Do this:
Count every line in the data below where "water" occurs, then state that number and nothing more.

..........

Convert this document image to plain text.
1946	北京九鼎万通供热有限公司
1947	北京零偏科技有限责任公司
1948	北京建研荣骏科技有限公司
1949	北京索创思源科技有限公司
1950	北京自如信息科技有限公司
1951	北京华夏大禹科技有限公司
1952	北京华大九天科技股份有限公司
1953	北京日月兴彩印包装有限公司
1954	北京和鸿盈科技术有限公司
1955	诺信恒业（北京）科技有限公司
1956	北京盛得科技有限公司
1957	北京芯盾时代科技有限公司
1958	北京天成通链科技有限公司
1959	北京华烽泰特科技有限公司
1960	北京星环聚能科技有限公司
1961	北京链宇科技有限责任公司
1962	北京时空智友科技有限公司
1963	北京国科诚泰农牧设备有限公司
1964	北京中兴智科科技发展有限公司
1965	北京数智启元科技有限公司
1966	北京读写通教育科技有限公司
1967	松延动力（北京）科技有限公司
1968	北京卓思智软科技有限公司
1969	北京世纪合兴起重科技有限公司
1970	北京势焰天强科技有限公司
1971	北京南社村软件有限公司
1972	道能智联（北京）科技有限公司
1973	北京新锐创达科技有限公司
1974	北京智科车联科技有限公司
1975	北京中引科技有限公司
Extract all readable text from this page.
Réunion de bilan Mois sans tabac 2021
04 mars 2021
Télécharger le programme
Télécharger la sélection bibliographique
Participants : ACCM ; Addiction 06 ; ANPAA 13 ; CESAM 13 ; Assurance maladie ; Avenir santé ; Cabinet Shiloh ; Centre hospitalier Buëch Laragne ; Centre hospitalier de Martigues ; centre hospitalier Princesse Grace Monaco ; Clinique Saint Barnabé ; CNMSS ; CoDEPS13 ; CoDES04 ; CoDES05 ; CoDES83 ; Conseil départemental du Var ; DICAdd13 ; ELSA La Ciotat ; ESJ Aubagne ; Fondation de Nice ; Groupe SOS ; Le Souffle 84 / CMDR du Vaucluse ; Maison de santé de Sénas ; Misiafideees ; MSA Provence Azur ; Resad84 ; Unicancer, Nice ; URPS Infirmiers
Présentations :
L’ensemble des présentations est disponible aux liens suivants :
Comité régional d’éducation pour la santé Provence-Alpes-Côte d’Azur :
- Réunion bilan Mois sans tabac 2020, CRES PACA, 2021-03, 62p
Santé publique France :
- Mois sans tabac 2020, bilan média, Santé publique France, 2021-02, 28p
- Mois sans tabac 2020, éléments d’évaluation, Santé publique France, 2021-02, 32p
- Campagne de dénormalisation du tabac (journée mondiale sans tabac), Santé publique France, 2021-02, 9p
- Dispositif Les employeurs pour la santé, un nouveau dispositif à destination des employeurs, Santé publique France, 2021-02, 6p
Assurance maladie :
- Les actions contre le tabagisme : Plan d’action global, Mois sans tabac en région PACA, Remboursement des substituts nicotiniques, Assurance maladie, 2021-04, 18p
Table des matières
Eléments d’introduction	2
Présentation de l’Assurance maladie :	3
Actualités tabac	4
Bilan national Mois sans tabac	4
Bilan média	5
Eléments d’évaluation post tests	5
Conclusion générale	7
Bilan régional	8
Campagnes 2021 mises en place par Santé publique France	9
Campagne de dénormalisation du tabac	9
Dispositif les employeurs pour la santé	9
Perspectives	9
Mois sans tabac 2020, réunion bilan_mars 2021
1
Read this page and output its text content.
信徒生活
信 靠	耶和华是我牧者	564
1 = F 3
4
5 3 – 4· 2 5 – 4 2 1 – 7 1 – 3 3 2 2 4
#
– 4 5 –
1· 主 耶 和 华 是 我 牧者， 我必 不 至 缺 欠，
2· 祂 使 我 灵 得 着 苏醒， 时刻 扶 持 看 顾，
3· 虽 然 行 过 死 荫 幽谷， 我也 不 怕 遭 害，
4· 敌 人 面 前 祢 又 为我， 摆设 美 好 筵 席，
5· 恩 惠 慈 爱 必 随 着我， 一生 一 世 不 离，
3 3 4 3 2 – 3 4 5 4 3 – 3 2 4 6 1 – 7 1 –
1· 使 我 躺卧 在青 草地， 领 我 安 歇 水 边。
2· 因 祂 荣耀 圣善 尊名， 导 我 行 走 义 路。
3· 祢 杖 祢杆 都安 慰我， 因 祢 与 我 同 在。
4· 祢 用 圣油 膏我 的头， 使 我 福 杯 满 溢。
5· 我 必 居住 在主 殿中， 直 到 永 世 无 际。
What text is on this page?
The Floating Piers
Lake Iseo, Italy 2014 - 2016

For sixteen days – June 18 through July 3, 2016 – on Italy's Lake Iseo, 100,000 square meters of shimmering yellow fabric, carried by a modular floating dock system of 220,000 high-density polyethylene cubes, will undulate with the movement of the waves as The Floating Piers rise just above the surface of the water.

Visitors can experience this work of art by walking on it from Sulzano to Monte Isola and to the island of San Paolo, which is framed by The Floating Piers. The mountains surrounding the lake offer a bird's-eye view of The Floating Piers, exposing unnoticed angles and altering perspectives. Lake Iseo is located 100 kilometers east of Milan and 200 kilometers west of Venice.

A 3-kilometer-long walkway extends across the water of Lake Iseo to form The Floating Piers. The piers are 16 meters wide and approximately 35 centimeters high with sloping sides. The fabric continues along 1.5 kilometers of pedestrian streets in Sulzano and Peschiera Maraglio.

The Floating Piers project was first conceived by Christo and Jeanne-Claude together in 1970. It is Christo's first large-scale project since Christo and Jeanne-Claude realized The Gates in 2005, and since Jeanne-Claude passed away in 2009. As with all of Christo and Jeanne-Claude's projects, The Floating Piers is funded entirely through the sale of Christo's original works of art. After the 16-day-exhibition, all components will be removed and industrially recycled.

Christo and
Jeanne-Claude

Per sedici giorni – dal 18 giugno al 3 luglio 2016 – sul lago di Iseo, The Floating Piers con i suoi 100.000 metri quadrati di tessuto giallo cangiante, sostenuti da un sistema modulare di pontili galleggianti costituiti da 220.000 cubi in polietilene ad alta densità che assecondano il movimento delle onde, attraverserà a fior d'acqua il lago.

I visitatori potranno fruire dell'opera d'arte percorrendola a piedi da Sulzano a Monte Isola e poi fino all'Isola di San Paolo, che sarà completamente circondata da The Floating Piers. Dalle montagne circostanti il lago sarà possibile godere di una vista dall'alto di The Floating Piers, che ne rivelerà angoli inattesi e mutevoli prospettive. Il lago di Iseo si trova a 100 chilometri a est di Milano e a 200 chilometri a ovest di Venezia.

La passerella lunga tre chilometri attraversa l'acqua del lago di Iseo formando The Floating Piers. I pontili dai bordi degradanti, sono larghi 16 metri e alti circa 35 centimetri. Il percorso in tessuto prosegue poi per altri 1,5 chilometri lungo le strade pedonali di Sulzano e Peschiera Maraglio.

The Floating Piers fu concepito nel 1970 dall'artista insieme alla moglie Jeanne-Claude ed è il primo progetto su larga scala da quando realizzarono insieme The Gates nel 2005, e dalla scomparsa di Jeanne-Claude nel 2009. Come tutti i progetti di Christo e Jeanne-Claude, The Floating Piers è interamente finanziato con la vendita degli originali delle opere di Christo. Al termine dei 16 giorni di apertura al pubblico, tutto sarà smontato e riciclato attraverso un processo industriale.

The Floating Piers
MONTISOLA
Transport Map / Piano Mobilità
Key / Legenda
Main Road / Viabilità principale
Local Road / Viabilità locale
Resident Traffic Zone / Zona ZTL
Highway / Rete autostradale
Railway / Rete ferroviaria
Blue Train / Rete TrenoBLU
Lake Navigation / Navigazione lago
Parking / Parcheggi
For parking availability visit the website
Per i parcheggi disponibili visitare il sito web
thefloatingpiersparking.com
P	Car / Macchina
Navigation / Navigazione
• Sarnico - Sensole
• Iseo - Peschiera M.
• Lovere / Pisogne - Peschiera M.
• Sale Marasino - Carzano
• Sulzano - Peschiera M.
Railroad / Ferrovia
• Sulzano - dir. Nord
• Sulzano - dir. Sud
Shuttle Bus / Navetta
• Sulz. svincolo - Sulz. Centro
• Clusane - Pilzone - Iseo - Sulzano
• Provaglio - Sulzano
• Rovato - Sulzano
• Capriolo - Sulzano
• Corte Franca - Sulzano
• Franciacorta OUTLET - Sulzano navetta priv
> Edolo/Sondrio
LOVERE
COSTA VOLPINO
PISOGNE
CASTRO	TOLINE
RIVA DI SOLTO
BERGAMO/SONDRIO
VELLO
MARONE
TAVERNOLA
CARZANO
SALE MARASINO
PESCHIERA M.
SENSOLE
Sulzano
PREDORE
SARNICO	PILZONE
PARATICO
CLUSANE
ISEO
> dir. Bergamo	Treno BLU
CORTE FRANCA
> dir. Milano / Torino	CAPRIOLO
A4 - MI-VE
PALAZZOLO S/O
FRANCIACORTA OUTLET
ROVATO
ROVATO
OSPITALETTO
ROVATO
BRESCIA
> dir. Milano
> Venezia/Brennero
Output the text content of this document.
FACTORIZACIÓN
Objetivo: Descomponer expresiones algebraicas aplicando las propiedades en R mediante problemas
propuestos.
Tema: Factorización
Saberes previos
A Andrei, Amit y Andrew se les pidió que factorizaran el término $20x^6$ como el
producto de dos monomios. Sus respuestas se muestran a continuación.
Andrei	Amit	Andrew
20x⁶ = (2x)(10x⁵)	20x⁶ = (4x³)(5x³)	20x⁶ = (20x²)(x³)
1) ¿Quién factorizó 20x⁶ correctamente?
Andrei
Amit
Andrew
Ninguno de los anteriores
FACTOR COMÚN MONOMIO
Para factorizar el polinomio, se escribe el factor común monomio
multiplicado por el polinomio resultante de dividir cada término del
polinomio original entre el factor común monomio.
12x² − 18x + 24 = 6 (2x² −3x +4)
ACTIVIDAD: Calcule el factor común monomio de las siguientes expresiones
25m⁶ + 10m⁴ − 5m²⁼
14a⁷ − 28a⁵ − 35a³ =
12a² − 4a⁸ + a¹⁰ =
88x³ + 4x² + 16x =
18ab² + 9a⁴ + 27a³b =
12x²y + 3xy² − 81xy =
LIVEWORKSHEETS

..........

Output of the exercise:
2